→ SOURCE DATA
______

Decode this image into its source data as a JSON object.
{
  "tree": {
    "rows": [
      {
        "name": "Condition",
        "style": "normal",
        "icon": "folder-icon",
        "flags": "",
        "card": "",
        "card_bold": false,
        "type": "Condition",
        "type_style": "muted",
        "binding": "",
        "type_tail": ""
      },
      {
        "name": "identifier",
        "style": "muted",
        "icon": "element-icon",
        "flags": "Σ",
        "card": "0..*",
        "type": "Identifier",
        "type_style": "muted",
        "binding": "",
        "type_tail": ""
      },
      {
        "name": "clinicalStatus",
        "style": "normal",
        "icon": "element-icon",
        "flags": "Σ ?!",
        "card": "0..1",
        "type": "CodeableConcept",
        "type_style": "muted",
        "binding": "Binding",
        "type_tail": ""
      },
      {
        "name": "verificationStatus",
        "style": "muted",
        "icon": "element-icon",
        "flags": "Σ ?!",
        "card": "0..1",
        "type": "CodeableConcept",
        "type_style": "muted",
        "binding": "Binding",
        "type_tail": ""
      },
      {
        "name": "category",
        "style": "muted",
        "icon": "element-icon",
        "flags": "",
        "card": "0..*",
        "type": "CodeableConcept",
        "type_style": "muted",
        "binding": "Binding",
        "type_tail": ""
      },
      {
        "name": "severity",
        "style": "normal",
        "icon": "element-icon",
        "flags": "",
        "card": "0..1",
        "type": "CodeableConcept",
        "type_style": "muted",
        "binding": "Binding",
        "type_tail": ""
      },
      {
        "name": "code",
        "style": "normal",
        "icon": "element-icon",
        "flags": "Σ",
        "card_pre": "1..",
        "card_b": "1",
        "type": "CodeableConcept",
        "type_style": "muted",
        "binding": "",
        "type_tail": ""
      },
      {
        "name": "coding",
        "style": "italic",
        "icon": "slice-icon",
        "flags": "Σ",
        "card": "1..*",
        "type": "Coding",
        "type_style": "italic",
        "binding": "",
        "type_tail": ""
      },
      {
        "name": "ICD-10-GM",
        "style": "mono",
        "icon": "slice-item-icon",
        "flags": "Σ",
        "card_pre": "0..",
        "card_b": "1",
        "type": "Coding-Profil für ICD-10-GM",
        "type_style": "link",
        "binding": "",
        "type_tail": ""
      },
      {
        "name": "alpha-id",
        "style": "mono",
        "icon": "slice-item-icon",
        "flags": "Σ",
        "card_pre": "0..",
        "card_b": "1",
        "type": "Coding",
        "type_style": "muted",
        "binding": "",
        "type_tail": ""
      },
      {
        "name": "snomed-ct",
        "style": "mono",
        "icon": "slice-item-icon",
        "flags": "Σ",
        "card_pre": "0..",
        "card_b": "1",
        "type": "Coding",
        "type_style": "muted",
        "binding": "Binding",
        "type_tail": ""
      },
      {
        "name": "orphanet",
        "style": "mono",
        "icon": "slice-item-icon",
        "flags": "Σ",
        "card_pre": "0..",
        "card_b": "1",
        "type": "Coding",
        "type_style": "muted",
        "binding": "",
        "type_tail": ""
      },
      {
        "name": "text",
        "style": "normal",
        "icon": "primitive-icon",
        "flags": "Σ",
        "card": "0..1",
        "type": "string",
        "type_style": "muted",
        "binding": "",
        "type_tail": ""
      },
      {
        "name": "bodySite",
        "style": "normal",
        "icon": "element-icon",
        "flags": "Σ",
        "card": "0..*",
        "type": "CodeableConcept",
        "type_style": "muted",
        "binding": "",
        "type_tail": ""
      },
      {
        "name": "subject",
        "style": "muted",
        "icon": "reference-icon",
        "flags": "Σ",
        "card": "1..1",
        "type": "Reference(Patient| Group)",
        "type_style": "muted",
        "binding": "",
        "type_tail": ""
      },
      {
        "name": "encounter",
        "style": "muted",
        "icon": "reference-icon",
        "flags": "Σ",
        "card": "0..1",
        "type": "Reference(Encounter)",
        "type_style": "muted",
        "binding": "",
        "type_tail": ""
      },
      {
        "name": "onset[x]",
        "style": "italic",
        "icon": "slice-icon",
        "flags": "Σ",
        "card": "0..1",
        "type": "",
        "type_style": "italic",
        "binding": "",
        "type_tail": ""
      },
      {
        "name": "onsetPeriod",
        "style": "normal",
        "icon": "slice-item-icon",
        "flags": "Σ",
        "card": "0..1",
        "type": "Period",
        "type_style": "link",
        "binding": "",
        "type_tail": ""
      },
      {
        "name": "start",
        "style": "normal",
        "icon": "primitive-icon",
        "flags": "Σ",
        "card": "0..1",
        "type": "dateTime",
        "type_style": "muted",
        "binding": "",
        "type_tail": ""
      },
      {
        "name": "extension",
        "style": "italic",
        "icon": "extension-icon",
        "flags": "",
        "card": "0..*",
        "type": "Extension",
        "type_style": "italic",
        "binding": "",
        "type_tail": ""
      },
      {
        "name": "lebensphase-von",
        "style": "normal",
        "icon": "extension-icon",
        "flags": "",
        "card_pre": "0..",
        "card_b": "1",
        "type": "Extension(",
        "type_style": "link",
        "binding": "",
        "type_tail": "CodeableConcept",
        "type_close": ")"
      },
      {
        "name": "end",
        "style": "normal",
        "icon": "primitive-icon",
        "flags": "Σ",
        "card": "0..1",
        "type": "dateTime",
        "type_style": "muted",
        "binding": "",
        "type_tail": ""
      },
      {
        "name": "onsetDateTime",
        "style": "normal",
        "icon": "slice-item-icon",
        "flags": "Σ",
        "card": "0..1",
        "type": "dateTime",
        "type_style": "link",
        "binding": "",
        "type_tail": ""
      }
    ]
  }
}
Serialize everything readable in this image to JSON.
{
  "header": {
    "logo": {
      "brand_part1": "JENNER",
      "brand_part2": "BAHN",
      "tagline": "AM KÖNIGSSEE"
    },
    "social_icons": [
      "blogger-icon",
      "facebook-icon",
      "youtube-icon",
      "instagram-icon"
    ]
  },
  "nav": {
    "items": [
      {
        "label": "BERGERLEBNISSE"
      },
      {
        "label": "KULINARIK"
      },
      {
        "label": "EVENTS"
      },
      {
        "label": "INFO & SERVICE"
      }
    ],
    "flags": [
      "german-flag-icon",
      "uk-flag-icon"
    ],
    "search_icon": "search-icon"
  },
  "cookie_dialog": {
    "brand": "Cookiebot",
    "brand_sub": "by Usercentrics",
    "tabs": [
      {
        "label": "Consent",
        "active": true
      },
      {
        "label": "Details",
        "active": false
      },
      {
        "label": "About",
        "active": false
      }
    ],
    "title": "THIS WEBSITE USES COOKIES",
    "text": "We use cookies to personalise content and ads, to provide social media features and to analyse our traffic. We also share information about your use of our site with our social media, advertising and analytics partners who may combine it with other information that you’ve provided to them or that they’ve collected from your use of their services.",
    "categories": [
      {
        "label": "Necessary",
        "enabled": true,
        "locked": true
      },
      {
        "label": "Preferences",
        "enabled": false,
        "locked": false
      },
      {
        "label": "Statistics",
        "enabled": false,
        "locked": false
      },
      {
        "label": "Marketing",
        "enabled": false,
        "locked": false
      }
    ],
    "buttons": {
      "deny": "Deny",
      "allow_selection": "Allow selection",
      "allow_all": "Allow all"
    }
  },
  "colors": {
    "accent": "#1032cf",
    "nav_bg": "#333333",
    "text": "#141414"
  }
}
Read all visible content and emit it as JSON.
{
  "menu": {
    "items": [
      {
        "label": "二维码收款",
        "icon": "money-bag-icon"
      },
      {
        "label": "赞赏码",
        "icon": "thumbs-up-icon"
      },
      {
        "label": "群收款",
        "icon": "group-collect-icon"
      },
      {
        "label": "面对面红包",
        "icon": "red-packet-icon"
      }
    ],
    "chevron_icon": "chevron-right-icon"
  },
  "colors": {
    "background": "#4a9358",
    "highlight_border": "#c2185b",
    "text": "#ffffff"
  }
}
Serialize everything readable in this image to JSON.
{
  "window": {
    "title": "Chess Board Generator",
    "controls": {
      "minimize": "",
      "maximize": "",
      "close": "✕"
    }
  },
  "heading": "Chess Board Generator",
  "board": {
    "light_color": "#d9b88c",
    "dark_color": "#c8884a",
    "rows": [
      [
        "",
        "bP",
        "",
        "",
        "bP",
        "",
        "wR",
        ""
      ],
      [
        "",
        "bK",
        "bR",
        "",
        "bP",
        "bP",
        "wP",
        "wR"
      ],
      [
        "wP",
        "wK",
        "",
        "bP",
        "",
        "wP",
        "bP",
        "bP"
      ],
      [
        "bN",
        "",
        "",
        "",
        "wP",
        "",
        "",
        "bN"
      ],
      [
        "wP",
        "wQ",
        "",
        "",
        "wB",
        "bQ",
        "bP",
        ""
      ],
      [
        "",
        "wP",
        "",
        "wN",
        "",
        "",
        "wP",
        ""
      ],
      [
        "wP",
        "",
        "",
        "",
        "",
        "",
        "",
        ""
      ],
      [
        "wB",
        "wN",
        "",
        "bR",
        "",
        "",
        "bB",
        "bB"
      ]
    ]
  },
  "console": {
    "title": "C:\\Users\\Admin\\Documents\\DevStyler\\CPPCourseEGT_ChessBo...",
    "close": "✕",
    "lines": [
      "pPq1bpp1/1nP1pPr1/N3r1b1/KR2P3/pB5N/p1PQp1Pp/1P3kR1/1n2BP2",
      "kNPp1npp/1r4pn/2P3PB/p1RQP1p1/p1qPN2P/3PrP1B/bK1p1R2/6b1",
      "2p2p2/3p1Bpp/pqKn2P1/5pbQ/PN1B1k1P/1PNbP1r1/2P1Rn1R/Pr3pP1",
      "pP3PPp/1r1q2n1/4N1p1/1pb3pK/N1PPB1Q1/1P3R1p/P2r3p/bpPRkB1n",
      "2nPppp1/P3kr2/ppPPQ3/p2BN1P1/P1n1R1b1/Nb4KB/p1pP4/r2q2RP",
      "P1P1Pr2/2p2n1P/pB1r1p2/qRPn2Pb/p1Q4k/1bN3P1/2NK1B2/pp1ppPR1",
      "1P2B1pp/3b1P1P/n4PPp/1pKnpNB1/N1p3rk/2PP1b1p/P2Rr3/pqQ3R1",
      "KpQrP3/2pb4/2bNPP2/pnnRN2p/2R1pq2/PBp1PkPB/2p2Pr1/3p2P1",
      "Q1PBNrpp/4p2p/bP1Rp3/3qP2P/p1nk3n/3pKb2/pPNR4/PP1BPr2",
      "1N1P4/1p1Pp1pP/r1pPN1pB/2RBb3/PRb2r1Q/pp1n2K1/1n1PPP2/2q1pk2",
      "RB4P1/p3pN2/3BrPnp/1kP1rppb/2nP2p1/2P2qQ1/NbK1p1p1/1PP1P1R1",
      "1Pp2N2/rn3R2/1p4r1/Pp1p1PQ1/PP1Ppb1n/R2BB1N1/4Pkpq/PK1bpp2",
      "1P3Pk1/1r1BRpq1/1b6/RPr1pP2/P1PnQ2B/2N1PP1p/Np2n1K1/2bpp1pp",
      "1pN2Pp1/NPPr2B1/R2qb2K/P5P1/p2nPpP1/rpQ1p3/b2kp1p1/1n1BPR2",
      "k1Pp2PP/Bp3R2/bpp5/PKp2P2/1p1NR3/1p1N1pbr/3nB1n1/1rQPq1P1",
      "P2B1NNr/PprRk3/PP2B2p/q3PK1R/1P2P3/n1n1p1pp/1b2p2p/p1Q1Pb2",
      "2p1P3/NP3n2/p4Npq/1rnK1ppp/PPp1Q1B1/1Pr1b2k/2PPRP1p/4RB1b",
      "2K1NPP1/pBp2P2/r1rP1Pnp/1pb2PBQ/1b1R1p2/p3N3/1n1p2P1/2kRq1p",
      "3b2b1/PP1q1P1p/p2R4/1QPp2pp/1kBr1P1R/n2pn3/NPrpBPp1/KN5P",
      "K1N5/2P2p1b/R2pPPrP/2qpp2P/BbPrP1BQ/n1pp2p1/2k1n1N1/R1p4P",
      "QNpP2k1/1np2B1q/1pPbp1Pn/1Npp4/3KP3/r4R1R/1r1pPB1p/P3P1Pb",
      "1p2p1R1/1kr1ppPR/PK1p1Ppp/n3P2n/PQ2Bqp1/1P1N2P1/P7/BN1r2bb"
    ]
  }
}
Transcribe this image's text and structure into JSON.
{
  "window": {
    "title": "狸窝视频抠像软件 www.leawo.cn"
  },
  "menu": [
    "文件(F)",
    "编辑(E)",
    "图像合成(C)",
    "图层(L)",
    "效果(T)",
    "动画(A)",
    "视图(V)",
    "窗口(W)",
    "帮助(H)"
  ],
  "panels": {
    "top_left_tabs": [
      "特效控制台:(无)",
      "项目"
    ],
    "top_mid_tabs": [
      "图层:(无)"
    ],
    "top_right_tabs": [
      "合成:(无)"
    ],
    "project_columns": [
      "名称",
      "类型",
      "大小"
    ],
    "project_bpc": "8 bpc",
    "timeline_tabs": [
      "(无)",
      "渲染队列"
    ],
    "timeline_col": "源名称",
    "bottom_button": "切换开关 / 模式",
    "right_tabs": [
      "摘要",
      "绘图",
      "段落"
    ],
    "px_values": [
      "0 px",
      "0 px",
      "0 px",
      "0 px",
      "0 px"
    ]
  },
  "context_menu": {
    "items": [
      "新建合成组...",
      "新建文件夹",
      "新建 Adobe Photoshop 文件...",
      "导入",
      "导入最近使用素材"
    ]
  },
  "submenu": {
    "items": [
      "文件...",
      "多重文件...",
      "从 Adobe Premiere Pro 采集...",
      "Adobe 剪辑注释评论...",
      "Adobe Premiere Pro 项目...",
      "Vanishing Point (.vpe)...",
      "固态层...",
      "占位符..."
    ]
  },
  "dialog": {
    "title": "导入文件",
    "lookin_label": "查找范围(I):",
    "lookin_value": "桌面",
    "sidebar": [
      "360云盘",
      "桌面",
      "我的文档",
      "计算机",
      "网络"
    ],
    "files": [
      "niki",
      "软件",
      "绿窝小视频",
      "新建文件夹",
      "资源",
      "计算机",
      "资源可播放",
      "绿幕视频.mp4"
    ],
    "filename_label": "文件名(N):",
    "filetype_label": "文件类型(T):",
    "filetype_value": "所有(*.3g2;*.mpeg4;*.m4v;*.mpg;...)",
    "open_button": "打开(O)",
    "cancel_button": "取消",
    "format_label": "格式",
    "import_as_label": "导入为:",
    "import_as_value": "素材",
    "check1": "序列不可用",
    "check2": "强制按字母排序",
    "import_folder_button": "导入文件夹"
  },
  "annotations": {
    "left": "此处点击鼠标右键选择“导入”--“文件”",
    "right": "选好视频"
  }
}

______

→ WHAT NEEDS TO BE DONE
Count how many lines above contain the word "Allow". Reply with the number alone.

→ WRITTEN ANSWER
2